What is needed
Copy all the data exactly, except the pictures.

Excerpted records
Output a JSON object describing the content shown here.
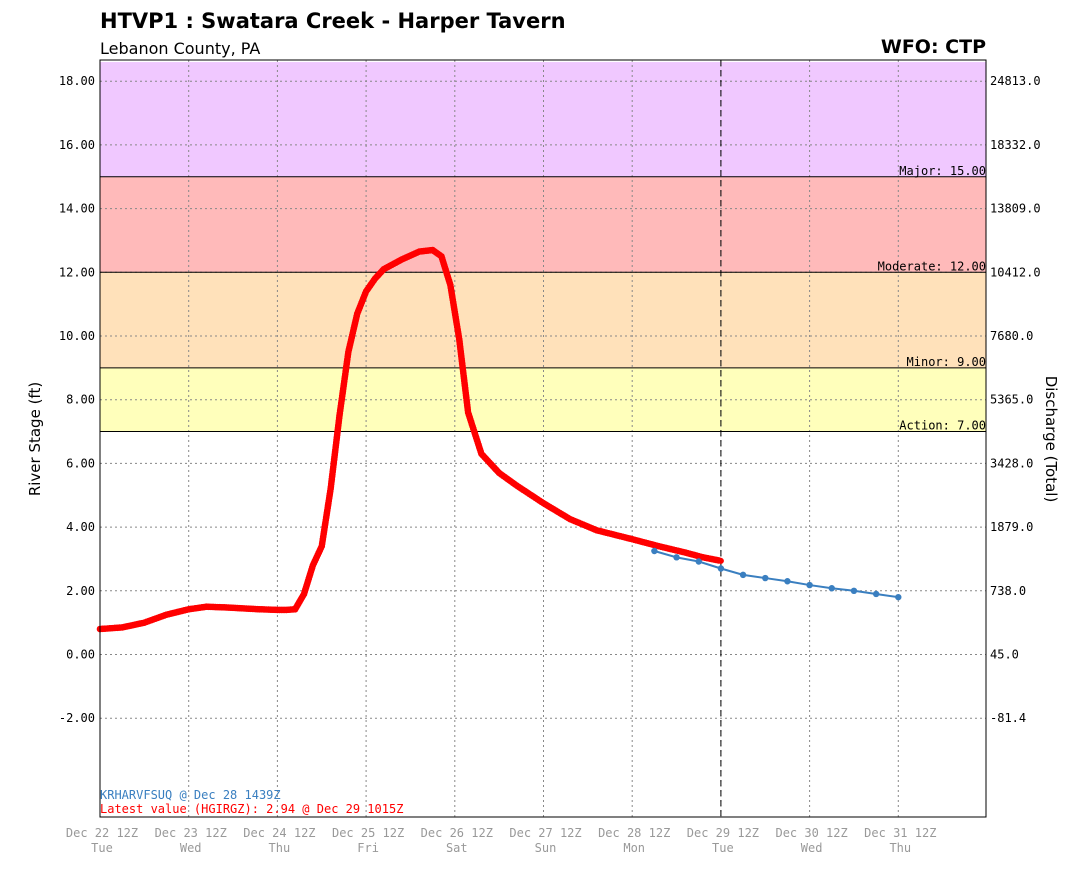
{
  "header": {
    "title": "HTVP1 : Swatara Creek - Harper Tavern",
    "subtitle": "Lebanon County, PA",
    "wfo": "WFO: CTP"
  },
  "footer": {
    "forecast_note": "KRHARVFSUQ @ Dec 28 1439Z",
    "latest_note": "Latest value (HGIRGZ): 2.94 @ Dec 29 1015Z"
  },
  "chart_data": {
    "type": "line",
    "ylabel": "River Stage (ft)",
    "y2label": "Discharge (Total)",
    "ylim": [
      -5.3,
      18.6
    ],
    "xlim": [
      0,
      10
    ],
    "now_x": 7.0,
    "y_ticks": [
      {
        "value": 18,
        "label": "18.00",
        "discharge": "24813.0"
      },
      {
        "value": 16,
        "label": "16.00",
        "discharge": "18332.0"
      },
      {
        "value": 14,
        "label": "14.00",
        "discharge": "13809.0"
      },
      {
        "value": 12,
        "label": "12.00",
        "discharge": "10412.0"
      },
      {
        "value": 10,
        "label": "10.00",
        "discharge": "7680.0"
      },
      {
        "value": 8,
        "label": "8.00",
        "discharge": "5365.0"
      },
      {
        "value": 6,
        "label": "6.00",
        "discharge": "3428.0"
      },
      {
        "value": 4,
        "label": "4.00",
        "discharge": "1879.0"
      },
      {
        "value": 2,
        "label": "2.00",
        "discharge": "738.0"
      },
      {
        "value": 0,
        "label": "0.00",
        "discharge": "45.0"
      },
      {
        "value": -2,
        "label": "-2.00",
        "discharge": "-81.4"
      }
    ],
    "x_ticks": [
      {
        "x": 0,
        "date": "Dec 22 12Z",
        "day": "Tue"
      },
      {
        "x": 1,
        "date": "Dec 23 12Z",
        "day": "Wed"
      },
      {
        "x": 2,
        "date": "Dec 24 12Z",
        "day": "Thu"
      },
      {
        "x": 3,
        "date": "Dec 25 12Z",
        "day": "Fri"
      },
      {
        "x": 4,
        "date": "Dec 26 12Z",
        "day": "Sat"
      },
      {
        "x": 5,
        "date": "Dec 27 12Z",
        "day": "Sun"
      },
      {
        "x": 6,
        "date": "Dec 28 12Z",
        "day": "Mon"
      },
      {
        "x": 7,
        "date": "Dec 29 12Z",
        "day": "Tue"
      },
      {
        "x": 8,
        "date": "Dec 30 12Z",
        "day": "Wed"
      },
      {
        "x": 9,
        "date": "Dec 31 12Z",
        "day": "Thu"
      }
    ],
    "flood_zones": [
      {
        "name": "Major",
        "label": "Major: 15.00",
        "from": 15,
        "to": 18.6,
        "color": "#f0c8ff"
      },
      {
        "name": "Moderate",
        "label": "Moderate: 12.00",
        "from": 12,
        "to": 15,
        "color": "#ffbaba"
      },
      {
        "name": "Minor",
        "label": "Minor: 9.00",
        "from": 9,
        "to": 12,
        "color": "#ffe1ba"
      },
      {
        "name": "Action",
        "label": "Action: 7.00",
        "from": 7,
        "to": 9,
        "color": "#ffffbb"
      }
    ],
    "series": [
      {
        "name": "Observed",
        "color": "#ff0000",
        "x": [
          0,
          0.25,
          0.5,
          0.75,
          1.0,
          1.2,
          1.4,
          1.6,
          1.8,
          2.0,
          2.1,
          2.2,
          2.3,
          2.4,
          2.5,
          2.6,
          2.7,
          2.8,
          2.9,
          3.0,
          3.1,
          3.2,
          3.4,
          3.6,
          3.75,
          3.85,
          3.95,
          4.05,
          4.15,
          4.3,
          4.5,
          4.7,
          5.0,
          5.3,
          5.6,
          6.0,
          6.3,
          6.6,
          6.8,
          7.0
        ],
        "values": [
          0.8,
          0.85,
          1.0,
          1.25,
          1.42,
          1.5,
          1.48,
          1.45,
          1.42,
          1.4,
          1.4,
          1.42,
          1.9,
          2.8,
          3.4,
          5.2,
          7.5,
          9.5,
          10.7,
          11.4,
          11.8,
          12.1,
          12.4,
          12.65,
          12.7,
          12.5,
          11.6,
          9.9,
          7.6,
          6.3,
          5.7,
          5.3,
          4.75,
          4.25,
          3.9,
          3.62,
          3.4,
          3.2,
          3.05,
          2.94
        ]
      },
      {
        "name": "Forecast",
        "color": "#3a7fc0",
        "x": [
          6.25,
          6.5,
          6.75,
          7.0,
          7.25,
          7.5,
          7.75,
          8.0,
          8.25,
          8.5,
          8.75,
          9.0
        ],
        "values": [
          3.25,
          3.05,
          2.92,
          2.7,
          2.5,
          2.4,
          2.3,
          2.18,
          2.08,
          2.0,
          1.9,
          1.8
        ]
      }
    ]
  }
}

Written response
Output a JSON object describing the content shown here.
{
  "header": {
    "title": "HTVP1 : Swatara Creek - Harper Tavern",
    "subtitle": "Lebanon County, PA",
    "wfo": "WFO: CTP"
  },
  "footer": {
    "forecast_note": "KRHARVFSUQ @ Dec 28 1439Z",
    "latest_note": "Latest value (HGIRGZ): 2.94 @ Dec 29 1015Z"
  },
  "chart_data": {
    "type": "line",
    "ylabel": "River Stage (ft)",
    "y2label": "Discharge (Total)",
    "ylim": [
      -5.3,
      18.6
    ],
    "xlim": [
      0,
      10
    ],
    "now_x": 7.0,
    "y_ticks": [
      {
        "value": 18,
        "label": "18.00",
        "discharge": "24813.0"
      },
      {
        "value": 16,
        "label": "16.00",
        "discharge": "18332.0"
      },
      {
        "value": 14,
        "label": "14.00",
        "discharge": "13809.0"
      },
      {
        "value": 12,
        "label": "12.00",
        "discharge": "10412.0"
      },
      {
        "value": 10,
        "label": "10.00",
        "discharge": "7680.0"
      },
      {
        "value": 8,
        "label": "8.00",
        "discharge": "5365.0"
      },
      {
        "value": 6,
        "label": "6.00",
        "discharge": "3428.0"
      },
      {
        "value": 4,
        "label": "4.00",
        "discharge": "1879.0"
      },
      {
        "value": 2,
        "label": "2.00",
        "discharge": "738.0"
      },
      {
        "value": 0,
        "label": "0.00",
        "discharge": "45.0"
      },
      {
        "value": -2,
        "label": "-2.00",
        "discharge": "-81.4"
      }
    ],
    "x_ticks": [
      {
        "x": 0,
        "date": "Dec 22 12Z",
        "day": "Tue"
      },
      {
        "x": 1,
        "date": "Dec 23 12Z",
        "day": "Wed"
      },
      {
        "x": 2,
        "date": "Dec 24 12Z",
        "day": "Thu"
      },
      {
        "x": 3,
        "date": "Dec 25 12Z",
        "day": "Fri"
      },
      {
        "x": 4,
        "date": "Dec 26 12Z",
        "day": "Sat"
      },
      {
        "x": 5,
        "date": "Dec 27 12Z",
        "day": "Sun"
      },
      {
        "x": 6,
        "date": "Dec 28 12Z",
        "day": "Mon"
      },
      {
        "x": 7,
        "date": "Dec 29 12Z",
        "day": "Tue"
      },
      {
        "x": 8,
        "date": "Dec 30 12Z",
        "day": "Wed"
      },
      {
        "x": 9,
        "date": "Dec 31 12Z",
        "day": "Thu"
      }
    ],
    "flood_zones": [
      {
        "name": "Major",
        "label": "Major: 15.00",
        "from": 15,
        "to": 18.6,
        "color": "#f0c8ff"
      },
      {
        "name": "Moderate",
        "label": "Moderate: 12.00",
        "from": 12,
        "to": 15,
        "color": "#ffbaba"
      },
      {
        "name": "Minor",
        "label": "Minor: 9.00",
        "from": 9,
        "to": 12,
        "color": "#ffe1ba"
      },
      {
        "name": "Action",
        "label": "Action: 7.00",
        "from": 7,
        "to": 9,
        "color": "#ffffbb"
      }
    ],
    "series": [
      {
        "name": "Observed",
        "color": "#ff0000",
        "x": [
          0,
          0.25,
          0.5,
          0.75,
          1.0,
          1.2,
          1.4,
          1.6,
          1.8,
          2.0,
          2.1,
          2.2,
          2.3,
          2.4,
          2.5,
          2.6,
          2.7,
          2.8,
          2.9,
          3.0,
          3.1,
          3.2,
          3.4,
          3.6,
          3.75,
          3.85,
          3.95,
          4.05,
          4.15,
          4.3,
          4.5,
          4.7,
          5.0,
          5.3,
          5.6,
          6.0,
          6.3,
          6.6,
          6.8,
          7.0
        ],
        "values": [
          0.8,
          0.85,
          1.0,
          1.25,
          1.42,
          1.5,
          1.48,
          1.45,
          1.42,
          1.4,
          1.4,
          1.42,
          1.9,
          2.8,
          3.4,
          5.2,
          7.5,
          9.5,
          10.7,
          11.4,
          11.8,
          12.1,
          12.4,
          12.65,
          12.7,
          12.5,
          11.6,
          9.9,
          7.6,
          6.3,
          5.7,
          5.3,
          4.75,
          4.25,
          3.9,
          3.62,
          3.4,
          3.2,
          3.05,
          2.94
        ]
      },
      {
        "name": "Forecast",
        "color": "#3a7fc0",
        "x": [
          6.25,
          6.5,
          6.75,
          7.0,
          7.25,
          7.5,
          7.75,
          8.0,
          8.25,
          8.5,
          8.75,
          9.0
        ],
        "values": [
          3.25,
          3.05,
          2.92,
          2.7,
          2.5,
          2.4,
          2.3,
          2.18,
          2.08,
          2.0,
          1.9,
          1.8
        ]
      }
    ]
  }
}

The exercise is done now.